(Extracted records)
== == ==

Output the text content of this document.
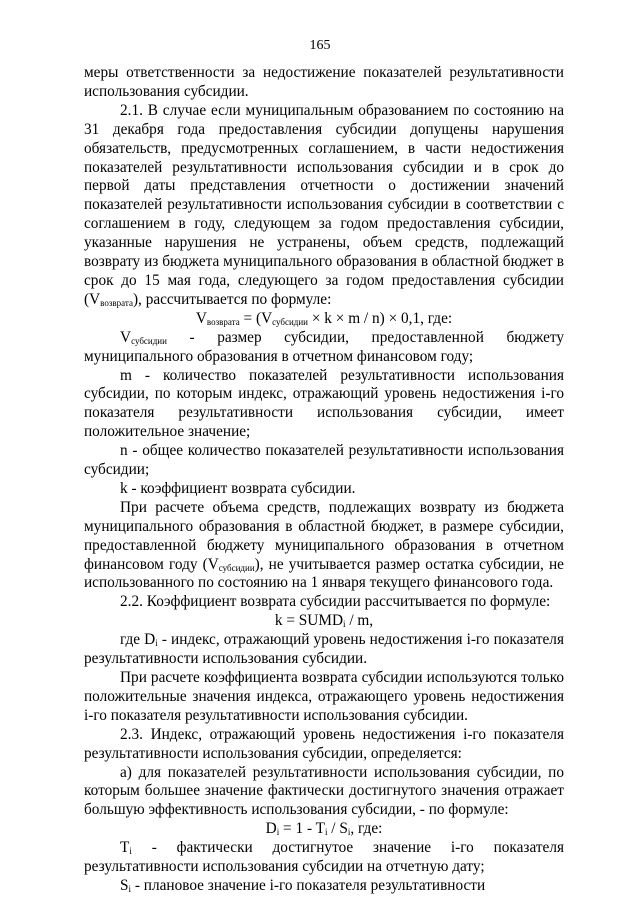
165

меры ответственности за недостижение показателей результативности использования субсидии.

2.1. В случае если муниципальным образованием по состоянию на 31 декабря года предоставления субсидии допущены нарушения обязательств, предусмотренных соглашением, в части недостижения показателей результативности использования субсидии и в срок до первой даты представления отчетности о достижении значений показателей результативности использования субсидии в соответствии с соглашением в году, следующем за годом предоставления субсидии, указанные нарушения не устранены, объем средств, подлежащий возврату из бюджета муниципального образования в областной бюджет в срок до 15 мая года, следующего за годом предоставления субсидии $(V_{возврата})$, рассчитывается по формуле:

$V_{возврата} = (V_{субсидии} \times k \times m / n) \times 0,1$, где:

$V_{субсидии}$ - размер субсидии, предоставленной бюджету муниципального образования в отчетном финансовом году;

m - количество показателей результативности использования субсидии, по которым индекс, отражающий уровень недостижения i-го показателя результативности использования субсидии, имеет положительное значение;

n - общее количество показателей результативности использования субсидии;

k - коэффициент возврата субсидии.

При расчете объема средств, подлежащих возврату из бюджета муниципального образования в областной бюджет, в размере субсидии, предоставленной бюджету муниципального образования в отчетном финансовом году $(V_{субсидии})$, не учитывается размер остатка субсидии, не использованного по состоянию на 1 января текущего финансового года.

2.2. Коэффициент возврата субсидии рассчитывается по формуле:

$k = SUMD_i / m$,

где $D_i$ - индекс, отражающий уровень недостижения i-го показателя результативности использования субсидии.

При расчете коэффициента возврата субсидии используются только положительные значения индекса, отражающего уровень недостижения i-го показателя результативности использования субсидии.

2.3. Индекс, отражающий уровень недостижения i-го показателя результативности использования субсидии, определяется:

а) для показателей результативности использования субсидии, по которым большее значение фактически достигнутого значения отражает большую эффективность использования субсидии, - по формуле:

$D_i = 1 - T_i / S_i$, где:

$T_i$ - фактически достигнутое значение i-го показателя результативности использования субсидии на отчетную дату;

$S_i$ - плановое значение i-го показателя результативности
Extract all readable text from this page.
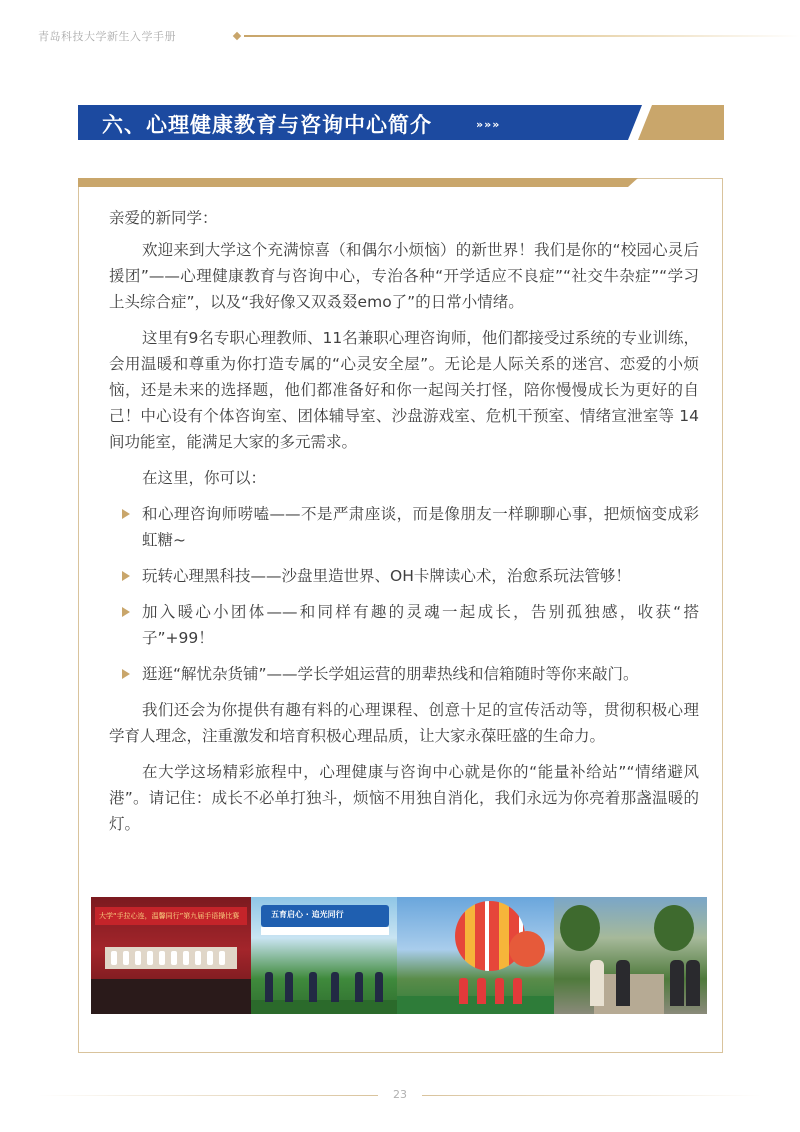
青岛科技大学新生入学手册
六、心理健康教育与咨询中心简介	»»»

亲爱的新同学：

欢迎来到大学这个充满惊喜（和偶尔小烦恼）的新世界！我们是你的“校园心灵后援团”——心理健康教育与咨询中心，专治各种“开学适应不良症”“社交牛杂症”“学习上头综合症”，以及“我好像又双叒叕emo了”的日常小情绪。

这里有9名专职心理教师、11名兼职心理咨询师，他们都接受过系统的专业训练，会用温暖和尊重为你打造专属的“心灵安全屋”。无论是人际关系的迷宫、恋爱的小烦恼，还是未来的选择题，他们都准备好和你一起闯关打怪，陪你慢慢成长为更好的自己！中心设有个体咨询室、团体辅导室、沙盘游戏室、危机干预室、情绪宣泄室等 14间功能室，能满足大家的多元需求。

在这里，你可以：

和心理咨询师唠嗑——不是严肃座谈，而是像朋友一样聊聊心事，把烦恼变成彩虹糖~
玩转心理黑科技——沙盘里造世界、OH卡牌读心术，治愈系玩法管够！
加入暖心小团体——和同样有趣的灵魂一起成长，告别孤独感，收获“搭子”+99！
逛逛“解忧杂货铺”——学长学姐运营的朋辈热线和信箱随时等你来敲门。

我们还会为你提供有趣有料的心理课程、创意十足的宣传活动等，贯彻积极心理学育人理念，注重激发和培育积极心理品质，让大家永葆旺盛的生命力。

在大学这场精彩旅程中，心理健康与咨询中心就是你的“能量补给站”“情绪避风港”。请记住：成长不必单打独斗，烦恼不用独自消化，我们永远为你亮着那盏温暖的灯。

大学“手拉心连，温馨同行”第九届手语操比赛	五育启心 · 追光同行
23
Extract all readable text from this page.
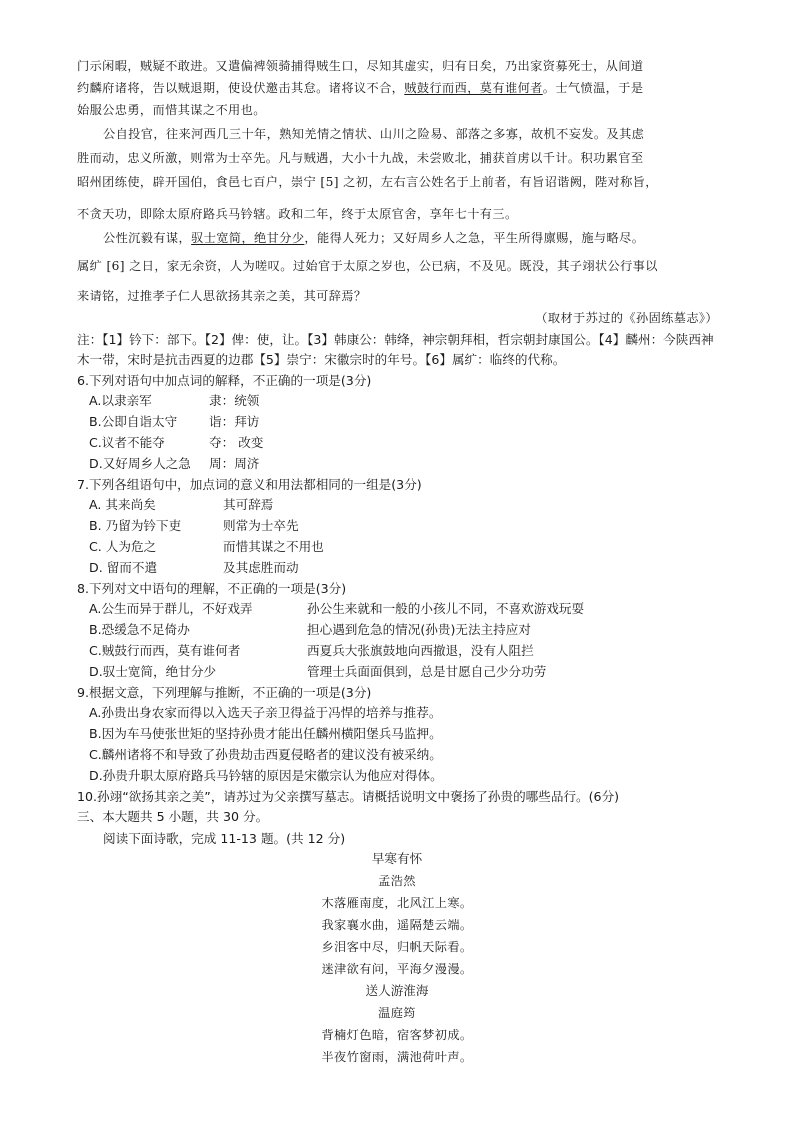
门示闲暇，贼疑不敢进。又遣偏裨领骑捕得贼生口，尽知其虚实，归有日矣，乃出家资募死士，从间道
约麟府诸将，告以贼退期，使设伏邀击其怠。诸将议不合，贼鼓行而西，莫有谁何者。士气愤温，于是
始服公忠勇，而惜其谋之不用也。
公自投官，往来河西几三十年，熟知羌情之情状、山川之险易、部落之多寡，故机不妄发。及其虑
胜而动，忠义所激，则常为士卒先。凡与贼遇，大小十九战，未尝败北，捕获首虏以千计。积功累官至
昭州团练使，辟开国伯，食邑七百户，崇宁 [5] 之初，左右言公姓名于上前者，有旨诏谐阙，陛对称旨，
不贪天功，即除太原府路兵马钤辖。政和二年，终于太原官舍，享年七十有三。
公性沉毅有谋，驭士宽简，绝甘分少，能得人死力；又好周乡人之急，平生所得廪赐，施与略尽。
属纩 [6] 之日，家无余资，人为嗟叹。过始官于太原之岁也，公已病，不及见。既没，其子翊状公行事以
来请铭，过推孝子仁人思欲扬其亲之美，其可辞焉？
（取材于苏过的《孙固练墓志》）
注：【1】钤下：部下。【2】俾：使，让。【3】韩康公：韩绛，神宗朝拜相，哲宗朝封康国公。【4】麟州：今陕西神木一带，宋时是抗击西夏的边郡【5】崇宁：宋徽宗时的年号。【6】属纩：临终的代称。
6.下列对语句中加点词的解释，不正确的一项是(3分)
A.以隶亲军	隶：统领
B.公即自诣太守	诣：拜访
C.议者不能夺	夺： 改变
D.又好周乡人之急 周：周济
7.下列各组语句中，加点词的意义和用法都相同的一组是(3分)
A. 其来尚矣	其可辞焉
B. 乃留为钤下吏	则常为士卒先
C. 人为危之	而惜其谋之不用也
D. 留而不遣	及其虑胜而动
8.下列对文中语句的理解，不正确的一项是(3分)
A.公生而异于群儿，不好戏弄	孙公生来就和一般的小孩儿不同，不喜欢游戏玩耍
B.恐缓急不足倚办	担心遇到危急的情况(孙贵)无法主持应对
C.贼鼓行而西，莫有谁何者	西夏兵大张旗鼓地向西撤退，没有人阻拦
D.驭士宽简，绝甘分少	管理士兵面面俱到，总是甘愿自己少分功劳
9.根据文意，下列理解与推断，不正确的一项是(3分)
A.孙贵出身农家而得以入选天子亲卫得益于冯悍的培养与推荐。
B.因为车马使张世矩的坚持孙贵才能出任麟州横阳堡兵马监押。
C.麟州诸将不和导致了孙贵劫击西夏侵略者的建议没有被采纳。
D.孙贵升职太原府路兵马钤辖的原因是宋徽宗认为他应对得体。
10.孙翊“欲扬其亲之美”，请苏过为父亲撰写墓志。请概括说明文中褒扬了孙贵的哪些品行。(6分)
三、本大题共 5 小题，共 30 分。
阅读下面诗歌，完成 11-13 题。(共 12 分)
早寒有怀
孟浩然
木落雁南度，北风江上寒。
我家襄水曲，遥隔楚云端。
乡泪客中尽，归帆天际看。
迷津欲有问，平海夕漫漫。
送人游淮海
温庭筠
背楠灯色暗，宿客梦初成。
半夜竹窗雨，满池荷叶声。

== == ==

Give back all entries exactly. No pictures belong in the copy.

> [Written solution]:
Output the text content of this document.
165

меры ответственности за недостижение показателей результативности использования субсидии.

2.1. В случае если муниципальным образованием по состоянию на 31 декабря года предоставления субсидии допущены нарушения обязательств, предусмотренных соглашением, в части недостижения показателей результативности использования субсидии и в срок до первой даты представления отчетности о достижении значений показателей результативности использования субсидии в соответствии с соглашением в году, следующем за годом предоставления субсидии, указанные нарушения не устранены, объем средств, подлежащий возврату из бюджета муниципального образования в областной бюджет в срок до 15 мая года, следующего за годом предоставления субсидии $(V_{возврата})$, рассчитывается по формуле:

$V_{возврата} = (V_{субсидии} \times k \times m / n) \times 0,1$, где:

$V_{субсидии}$ - размер субсидии, предоставленной бюджету муниципального образования в отчетном финансовом году;

m - количество показателей результативности использования субсидии, по которым индекс, отражающий уровень недостижения i-го показателя результативности использования субсидии, имеет положительное значение;

n - общее количество показателей результативности использования субсидии;

k - коэффициент возврата субсидии.

При расчете объема средств, подлежащих возврату из бюджета муниципального образования в областной бюджет, в размере субсидии, предоставленной бюджету муниципального образования в отчетном финансовом году $(V_{субсидии})$, не учитывается размер остатка субсидии, не использованного по состоянию на 1 января текущего финансового года.

2.2. Коэффициент возврата субсидии рассчитывается по формуле:

$k = SUMD_i / m$,

где $D_i$ - индекс, отражающий уровень недостижения i-го показателя результативности использования субсидии.

При расчете коэффициента возврата субсидии используются только положительные значения индекса, отражающего уровень недостижения i-го показателя результативности использования субсидии.

2.3. Индекс, отражающий уровень недостижения i-го показателя результативности использования субсидии, определяется:

а) для показателей результативности использования субсидии, по которым большее значение фактически достигнутого значения отражает большую эффективность использования субсидии, - по формуле:

$D_i = 1 - T_i / S_i$, где:

$T_i$ - фактически достигнутое значение i-го показателя результативности использования субсидии на отчетную дату;

$S_i$ - плановое значение i-го показателя результативности
Extract all readable text from this page.
青岛科技大学新生入学手册
六、心理健康教育与咨询中心简介	»»»

亲爱的新同学：

欢迎来到大学这个充满惊喜（和偶尔小烦恼）的新世界！我们是你的“校园心灵后援团”——心理健康教育与咨询中心，专治各种“开学适应不良症”“社交牛杂症”“学习上头综合症”，以及“我好像又双叒叕emo了”的日常小情绪。

这里有9名专职心理教师、11名兼职心理咨询师，他们都接受过系统的专业训练，会用温暖和尊重为你打造专属的“心灵安全屋”。无论是人际关系的迷宫、恋爱的小烦恼，还是未来的选择题，他们都准备好和你一起闯关打怪，陪你慢慢成长为更好的自己！中心设有个体咨询室、团体辅导室、沙盘游戏室、危机干预室、情绪宣泄室等 14间功能室，能满足大家的多元需求。

在这里，你可以：

和心理咨询师唠嗑——不是严肃座谈，而是像朋友一样聊聊心事，把烦恼变成彩虹糖~
玩转心理黑科技——沙盘里造世界、OH卡牌读心术，治愈系玩法管够！
加入暖心小团体——和同样有趣的灵魂一起成长，告别孤独感，收获“搭子”+99！
逛逛“解忧杂货铺”——学长学姐运营的朋辈热线和信箱随时等你来敲门。

我们还会为你提供有趣有料的心理课程、创意十足的宣传活动等，贯彻积极心理学育人理念，注重激发和培育积极心理品质，让大家永葆旺盛的生命力。

在大学这场精彩旅程中，心理健康与咨询中心就是你的“能量补给站”“情绪避风港”。请记住：成长不必单打独斗，烦恼不用独自消化，我们永远为你亮着那盏温暖的灯。

大学“手拉心连，温馨同行”第九届手语操比赛	五育启心 · 追光同行
23
Extract all readable text from this page.
门示闲暇，贼疑不敢进。又遣偏裨领骑捕得贼生口，尽知其虚实，归有日矣，乃出家资募死士，从间道
约麟府诸将，告以贼退期，使设伏邀击其怠。诸将议不合，贼鼓行而西，莫有谁何者。士气愤温，于是
始服公忠勇，而惜其谋之不用也。
公自投官，往来河西几三十年，熟知羌情之情状、山川之险易、部落之多寡，故机不妄发。及其虑
胜而动，忠义所激，则常为士卒先。凡与贼遇，大小十九战，未尝败北，捕获首虏以千计。积功累官至
昭州团练使，辟开国伯，食邑七百户，崇宁 [5] 之初，左右言公姓名于上前者，有旨诏谐阙，陛对称旨，
不贪天功，即除太原府路兵马钤辖。政和二年，终于太原官舍，享年七十有三。
公性沉毅有谋，驭士宽简，绝甘分少，能得人死力；又好周乡人之急，平生所得廪赐，施与略尽。
属纩 [6] 之日，家无余资，人为嗟叹。过始官于太原之岁也，公已病，不及见。既没，其子翊状公行事以
来请铭，过推孝子仁人思欲扬其亲之美，其可辞焉？
（取材于苏过的《孙固练墓志》）
注：【1】钤下：部下。【2】俾：使，让。【3】韩康公：韩绛，神宗朝拜相，哲宗朝封康国公。【4】麟州：今陕西神木一带，宋时是抗击西夏的边郡【5】崇宁：宋徽宗时的年号。【6】属纩：临终的代称。
6.下列对语句中加点词的解释，不正确的一项是(3分)
A.以隶亲军	隶：统领
B.公即自诣太守	诣：拜访
C.议者不能夺	夺： 改变
D.又好周乡人之急 周：周济
7.下列各组语句中，加点词的意义和用法都相同的一组是(3分)
A. 其来尚矣	其可辞焉
B. 乃留为钤下吏	则常为士卒先
C. 人为危之	而惜其谋之不用也
D. 留而不遣	及其虑胜而动
8.下列对文中语句的理解，不正确的一项是(3分)
A.公生而异于群儿，不好戏弄	孙公生来就和一般的小孩儿不同，不喜欢游戏玩耍
B.恐缓急不足倚办	担心遇到危急的情况(孙贵)无法主持应对
C.贼鼓行而西，莫有谁何者	西夏兵大张旗鼓地向西撤退，没有人阻拦
D.驭士宽简，绝甘分少	管理士兵面面俱到，总是甘愿自己少分功劳
9.根据文意，下列理解与推断，不正确的一项是(3分)
A.孙贵出身农家而得以入选天子亲卫得益于冯悍的培养与推荐。
B.因为车马使张世矩的坚持孙贵才能出任麟州横阳堡兵马监押。
C.麟州诸将不和导致了孙贵劫击西夏侵略者的建议没有被采纳。
D.孙贵升职太原府路兵马钤辖的原因是宋徽宗认为他应对得体。
10.孙翊“欲扬其亲之美”，请苏过为父亲撰写墓志。请概括说明文中褒扬了孙贵的哪些品行。(6分)
三、本大题共 5 小题，共 30 分。
阅读下面诗歌，完成 11-13 题。(共 12 分)
早寒有怀
孟浩然
木落雁南度，北风江上寒。
我家襄水曲，遥隔楚云端。
乡泪客中尽，归帆天际看。
迷津欲有问，平海夕漫漫。
送人游淮海
温庭筠
背楠灯色暗，宿客梦初成。
半夜竹窗雨，满池荷叶声。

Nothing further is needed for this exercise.